● **RECORDS FOR THIS EXERCISE**:
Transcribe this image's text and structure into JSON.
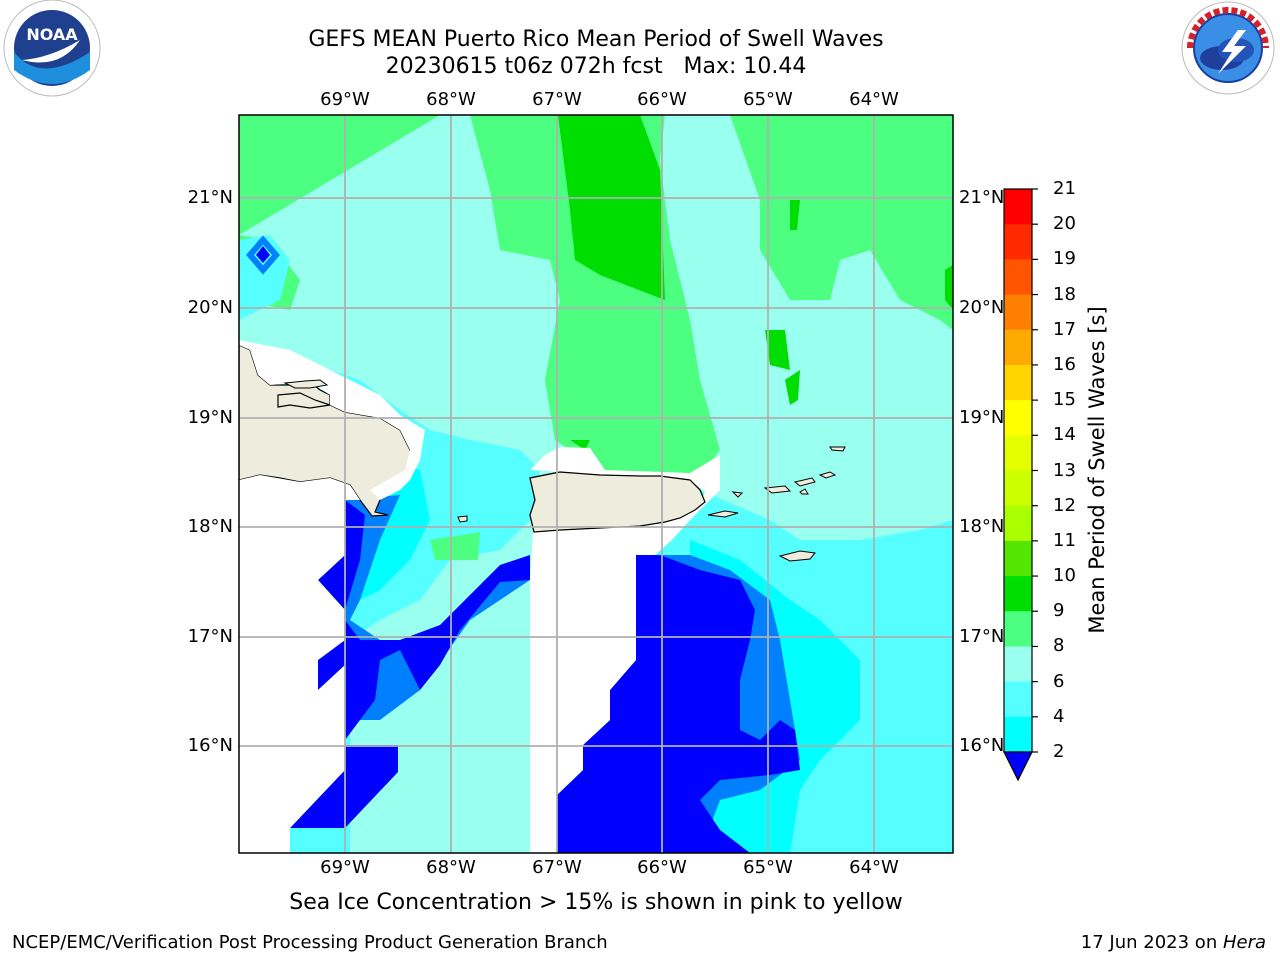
{
  "header": {
    "title_line1": "GEFS MEAN Puerto Rico Mean Period of Swell Waves",
    "title_line2": "20230615 t06z 072h fcst   Max: 10.44"
  },
  "map": {
    "lon_labels": [
      "69°W",
      "68°W",
      "67°W",
      "66°W",
      "65°W",
      "64°W"
    ],
    "lat_labels": [
      "21°N",
      "20°N",
      "19°N",
      "18°N",
      "17°N",
      "16°N"
    ],
    "colors": {
      "land": "#eeecdd",
      "no_data": "#ffffff",
      "grid": "#b0b0b0"
    },
    "labels": []
  },
  "colorbar": {
    "label": "Mean Period of Swell Waves [s]",
    "ticks": [
      "21",
      "20",
      "19",
      "18",
      "17",
      "16",
      "15",
      "14",
      "13",
      "12",
      "11",
      "10",
      "9",
      "8",
      "6",
      "4",
      "2"
    ],
    "colors": [
      "#ff0000",
      "#ff2a00",
      "#ff5500",
      "#ff8000",
      "#ffaa00",
      "#ffd400",
      "#ffff00",
      "#e6ff00",
      "#ccff00",
      "#aaff00",
      "#55e600",
      "#00dd00",
      "#4dff80",
      "#99ffee",
      "#55ffff",
      "#00ffff",
      "#0080ff",
      "#0000ff"
    ]
  },
  "footer": {
    "note": "Sea Ice Concentration > 15% is shown in pink to yellow",
    "left": "NCEP/EMC/Verification Post Processing Product Generation Branch",
    "right_date": "17 Jun 2023 on ",
    "right_host": "Hera"
  },
  "logos": {
    "noaa": "NOAA",
    "nws": "NATIONAL WEATHER SERVICE"
  }
}
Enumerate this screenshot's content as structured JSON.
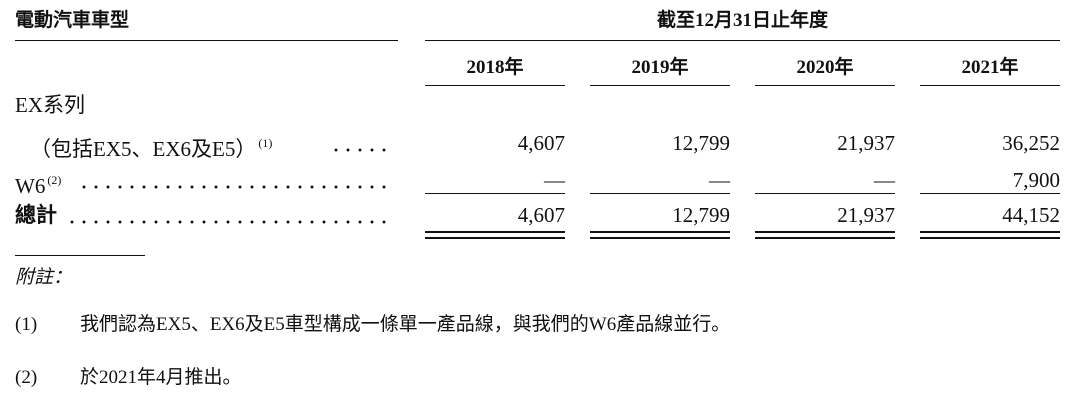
{
  "table": {
    "header": {
      "label": "電動汽車車型",
      "group": "截至12月31日止年度"
    },
    "columns": [
      "2018年",
      "2019年",
      "2020年",
      "2021年"
    ],
    "rows": [
      {
        "label": "EX系列",
        "sublabel": "（包括EX5、EX6及E5）",
        "note": "(1)",
        "values": [
          "4,607",
          "12,799",
          "21,937",
          "36,252"
        ]
      },
      {
        "label": "W6",
        "note": "(2)",
        "values": [
          "—",
          "—",
          "—",
          "7,900"
        ]
      }
    ],
    "total": {
      "label": "總計",
      "values": [
        "4,607",
        "12,799",
        "21,937",
        "44,152"
      ]
    }
  },
  "notes": {
    "title": "附註：",
    "items": [
      {
        "marker": "(1)",
        "text": "我們認為EX5、EX6及E5車型構成一條單一產品線，與我們的W6產品線並行。"
      },
      {
        "marker": "(2)",
        "text": "於2021年4月推出。"
      }
    ]
  }
}
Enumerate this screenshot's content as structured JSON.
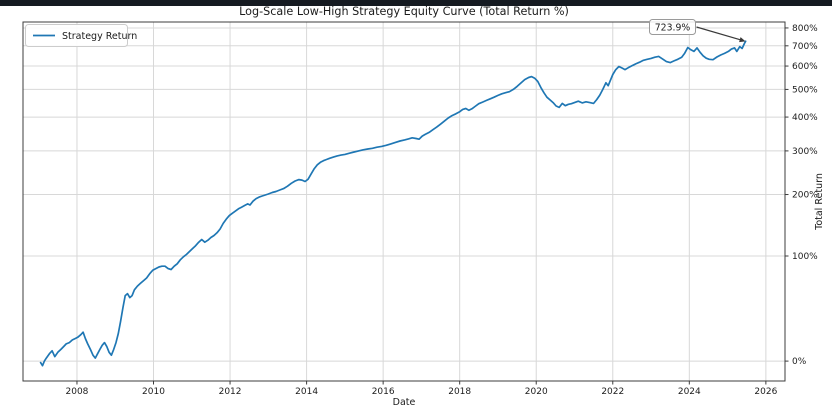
{
  "window": {
    "top_bar_color": "#151a21",
    "background_color": "#ffffff"
  },
  "chart_data": {
    "type": "line",
    "title": "Log-Scale Low-High Strategy Equity Curve (Total Return %)",
    "xlabel": "Date",
    "ylabel": "Total Return",
    "grid": true,
    "yscale": "log",
    "y_axis_side": "right",
    "legend_position": "upper left",
    "legend": [
      {
        "label": "Strategy Return",
        "color": "#1f77b4"
      }
    ],
    "annotation": {
      "text": "723.9%",
      "target_x": 2025.47,
      "target_y_pct": 723.9
    },
    "colors": {
      "line": "#1f77b4",
      "grid": "#d8d8d8",
      "spine": "#3c3c3c",
      "tick_text": "#262626",
      "arrow": "#3a3a3a",
      "annotation_border": "#9a9a9a"
    },
    "x_tick_labels": [
      "2008",
      "2010",
      "2012",
      "2014",
      "2016",
      "2018",
      "2020",
      "2022",
      "2024",
      "2026"
    ],
    "x_tick_values": [
      2008,
      2010,
      2012,
      2014,
      2016,
      2018,
      2020,
      2022,
      2024,
      2026
    ],
    "y_tick_labels": [
      "0%",
      "100%",
      "200%",
      "300%",
      "400%",
      "500%",
      "600%",
      "700%",
      "800%"
    ],
    "y_tick_values_pct": [
      0,
      100,
      200,
      300,
      400,
      500,
      600,
      700,
      800
    ],
    "xlim": [
      2006.59,
      2026.5
    ],
    "ylim_multiple": [
      0.877,
      9.36
    ],
    "series": [
      {
        "name": "Strategy Return",
        "points": [
          [
            2007.05,
            -1
          ],
          [
            2007.1,
            -3
          ],
          [
            2007.15,
            0
          ],
          [
            2007.2,
            2
          ],
          [
            2007.28,
            5
          ],
          [
            2007.35,
            7
          ],
          [
            2007.42,
            3
          ],
          [
            2007.5,
            6
          ],
          [
            2007.58,
            8
          ],
          [
            2007.65,
            10
          ],
          [
            2007.72,
            12
          ],
          [
            2007.8,
            13
          ],
          [
            2007.88,
            15
          ],
          [
            2007.95,
            16
          ],
          [
            2008.02,
            17
          ],
          [
            2008.1,
            19
          ],
          [
            2008.16,
            21
          ],
          [
            2008.22,
            16
          ],
          [
            2008.28,
            12
          ],
          [
            2008.35,
            8
          ],
          [
            2008.42,
            4
          ],
          [
            2008.48,
            2
          ],
          [
            2008.54,
            5
          ],
          [
            2008.6,
            8
          ],
          [
            2008.66,
            11
          ],
          [
            2008.72,
            13
          ],
          [
            2008.78,
            10
          ],
          [
            2008.84,
            6
          ],
          [
            2008.9,
            4
          ],
          [
            2008.96,
            8
          ],
          [
            2009.02,
            13
          ],
          [
            2009.08,
            20
          ],
          [
            2009.14,
            30
          ],
          [
            2009.2,
            42
          ],
          [
            2009.26,
            54
          ],
          [
            2009.32,
            56
          ],
          [
            2009.38,
            52
          ],
          [
            2009.44,
            54
          ],
          [
            2009.5,
            60
          ],
          [
            2009.58,
            64
          ],
          [
            2009.66,
            67
          ],
          [
            2009.74,
            70
          ],
          [
            2009.82,
            73
          ],
          [
            2009.9,
            78
          ],
          [
            2009.98,
            82
          ],
          [
            2010.06,
            84
          ],
          [
            2010.14,
            86
          ],
          [
            2010.22,
            87
          ],
          [
            2010.3,
            87
          ],
          [
            2010.38,
            84
          ],
          [
            2010.46,
            83
          ],
          [
            2010.54,
            87
          ],
          [
            2010.62,
            90
          ],
          [
            2010.7,
            95
          ],
          [
            2010.78,
            99
          ],
          [
            2010.86,
            102
          ],
          [
            2010.94,
            106
          ],
          [
            2011.02,
            110
          ],
          [
            2011.1,
            114
          ],
          [
            2011.18,
            119
          ],
          [
            2011.26,
            123
          ],
          [
            2011.34,
            119
          ],
          [
            2011.42,
            122
          ],
          [
            2011.5,
            126
          ],
          [
            2011.58,
            129
          ],
          [
            2011.66,
            133
          ],
          [
            2011.74,
            139
          ],
          [
            2011.82,
            148
          ],
          [
            2011.9,
            155
          ],
          [
            2011.98,
            161
          ],
          [
            2012.06,
            165
          ],
          [
            2012.14,
            169
          ],
          [
            2012.22,
            173
          ],
          [
            2012.3,
            176
          ],
          [
            2012.38,
            179
          ],
          [
            2012.46,
            182
          ],
          [
            2012.52,
            180
          ],
          [
            2012.6,
            187
          ],
          [
            2012.68,
            192
          ],
          [
            2012.76,
            195
          ],
          [
            2012.84,
            197
          ],
          [
            2012.92,
            199
          ],
          [
            2013.0,
            201
          ],
          [
            2013.1,
            204
          ],
          [
            2013.2,
            206
          ],
          [
            2013.3,
            209
          ],
          [
            2013.4,
            212
          ],
          [
            2013.5,
            217
          ],
          [
            2013.6,
            223
          ],
          [
            2013.7,
            228
          ],
          [
            2013.8,
            231
          ],
          [
            2013.88,
            230
          ],
          [
            2013.96,
            227
          ],
          [
            2014.04,
            232
          ],
          [
            2014.12,
            244
          ],
          [
            2014.2,
            256
          ],
          [
            2014.28,
            265
          ],
          [
            2014.36,
            271
          ],
          [
            2014.44,
            275
          ],
          [
            2014.52,
            278
          ],
          [
            2014.6,
            281
          ],
          [
            2014.7,
            284
          ],
          [
            2014.8,
            287
          ],
          [
            2014.9,
            289
          ],
          [
            2015.0,
            291
          ],
          [
            2015.12,
            294
          ],
          [
            2015.24,
            297
          ],
          [
            2015.36,
            300
          ],
          [
            2015.48,
            303
          ],
          [
            2015.6,
            305
          ],
          [
            2015.72,
            307
          ],
          [
            2015.84,
            310
          ],
          [
            2015.96,
            312
          ],
          [
            2016.08,
            315
          ],
          [
            2016.2,
            319
          ],
          [
            2016.32,
            323
          ],
          [
            2016.44,
            327
          ],
          [
            2016.56,
            330
          ],
          [
            2016.66,
            333
          ],
          [
            2016.76,
            336
          ],
          [
            2016.86,
            334
          ],
          [
            2016.94,
            332
          ],
          [
            2017.02,
            341
          ],
          [
            2017.1,
            346
          ],
          [
            2017.2,
            352
          ],
          [
            2017.3,
            360
          ],
          [
            2017.4,
            368
          ],
          [
            2017.5,
            377
          ],
          [
            2017.6,
            387
          ],
          [
            2017.7,
            397
          ],
          [
            2017.8,
            405
          ],
          [
            2017.9,
            411
          ],
          [
            2018.0,
            418
          ],
          [
            2018.08,
            426
          ],
          [
            2018.16,
            429
          ],
          [
            2018.24,
            423
          ],
          [
            2018.32,
            428
          ],
          [
            2018.4,
            436
          ],
          [
            2018.5,
            446
          ],
          [
            2018.6,
            452
          ],
          [
            2018.7,
            458
          ],
          [
            2018.8,
            464
          ],
          [
            2018.9,
            470
          ],
          [
            2019.0,
            477
          ],
          [
            2019.1,
            483
          ],
          [
            2019.2,
            487
          ],
          [
            2019.3,
            491
          ],
          [
            2019.4,
            500
          ],
          [
            2019.5,
            512
          ],
          [
            2019.6,
            526
          ],
          [
            2019.7,
            540
          ],
          [
            2019.8,
            549
          ],
          [
            2019.88,
            553
          ],
          [
            2019.96,
            546
          ],
          [
            2020.04,
            532
          ],
          [
            2020.12,
            508
          ],
          [
            2020.2,
            487
          ],
          [
            2020.28,
            470
          ],
          [
            2020.36,
            460
          ],
          [
            2020.44,
            450
          ],
          [
            2020.52,
            438
          ],
          [
            2020.6,
            433
          ],
          [
            2020.68,
            447
          ],
          [
            2020.76,
            439
          ],
          [
            2020.84,
            444
          ],
          [
            2020.92,
            446
          ],
          [
            2021.0,
            450
          ],
          [
            2021.1,
            455
          ],
          [
            2021.2,
            449
          ],
          [
            2021.3,
            453
          ],
          [
            2021.4,
            450
          ],
          [
            2021.5,
            447
          ],
          [
            2021.58,
            461
          ],
          [
            2021.66,
            478
          ],
          [
            2021.74,
            500
          ],
          [
            2021.82,
            527
          ],
          [
            2021.88,
            515
          ],
          [
            2021.94,
            538
          ],
          [
            2022.0,
            562
          ],
          [
            2022.08,
            584
          ],
          [
            2022.16,
            598
          ],
          [
            2022.24,
            591
          ],
          [
            2022.32,
            584
          ],
          [
            2022.4,
            592
          ],
          [
            2022.5,
            601
          ],
          [
            2022.6,
            610
          ],
          [
            2022.7,
            618
          ],
          [
            2022.8,
            627
          ],
          [
            2022.9,
            632
          ],
          [
            2023.0,
            636
          ],
          [
            2023.1,
            642
          ],
          [
            2023.2,
            646
          ],
          [
            2023.3,
            634
          ],
          [
            2023.4,
            621
          ],
          [
            2023.5,
            616
          ],
          [
            2023.6,
            624
          ],
          [
            2023.7,
            632
          ],
          [
            2023.8,
            642
          ],
          [
            2023.88,
            662
          ],
          [
            2023.96,
            691
          ],
          [
            2024.04,
            679
          ],
          [
            2024.12,
            671
          ],
          [
            2024.2,
            689
          ],
          [
            2024.28,
            667
          ],
          [
            2024.36,
            649
          ],
          [
            2024.44,
            637
          ],
          [
            2024.52,
            632
          ],
          [
            2024.62,
            630
          ],
          [
            2024.72,
            643
          ],
          [
            2024.82,
            653
          ],
          [
            2024.92,
            661
          ],
          [
            2025.02,
            671
          ],
          [
            2025.1,
            683
          ],
          [
            2025.18,
            689
          ],
          [
            2025.24,
            671
          ],
          [
            2025.32,
            696
          ],
          [
            2025.38,
            686
          ],
          [
            2025.44,
            712
          ],
          [
            2025.47,
            723.9
          ]
        ]
      }
    ]
  }
}
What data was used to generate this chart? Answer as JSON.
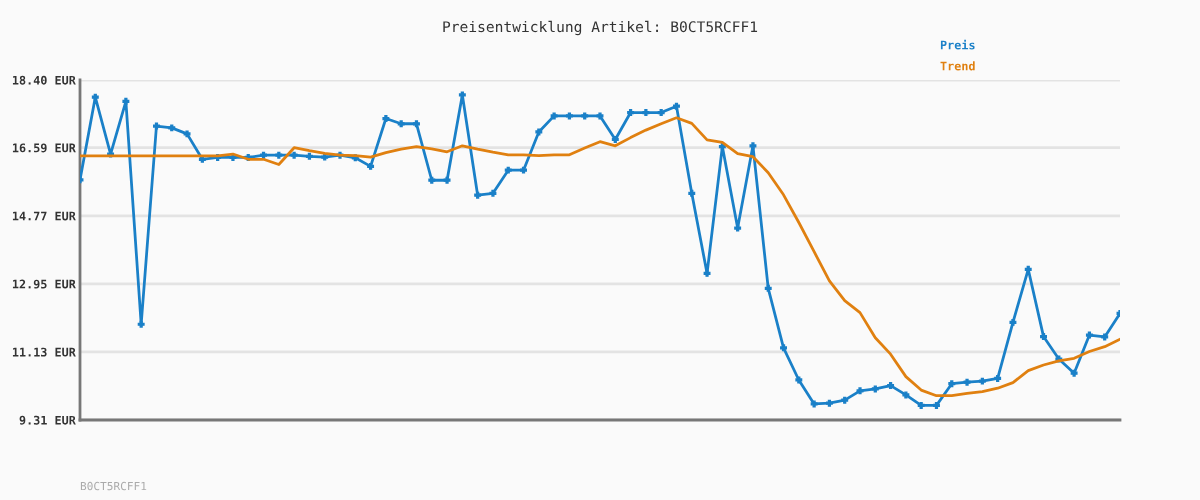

● **EXERCISE INSTRUCTIONS**: Find the lines above that include the string "left" and copy them.

● **RESPONSE FOR THIS EXERCISE**:
    "left": "NCEP/EMC/Verification Post Processing Product Generation Branch",
    "legend_position": "upper left",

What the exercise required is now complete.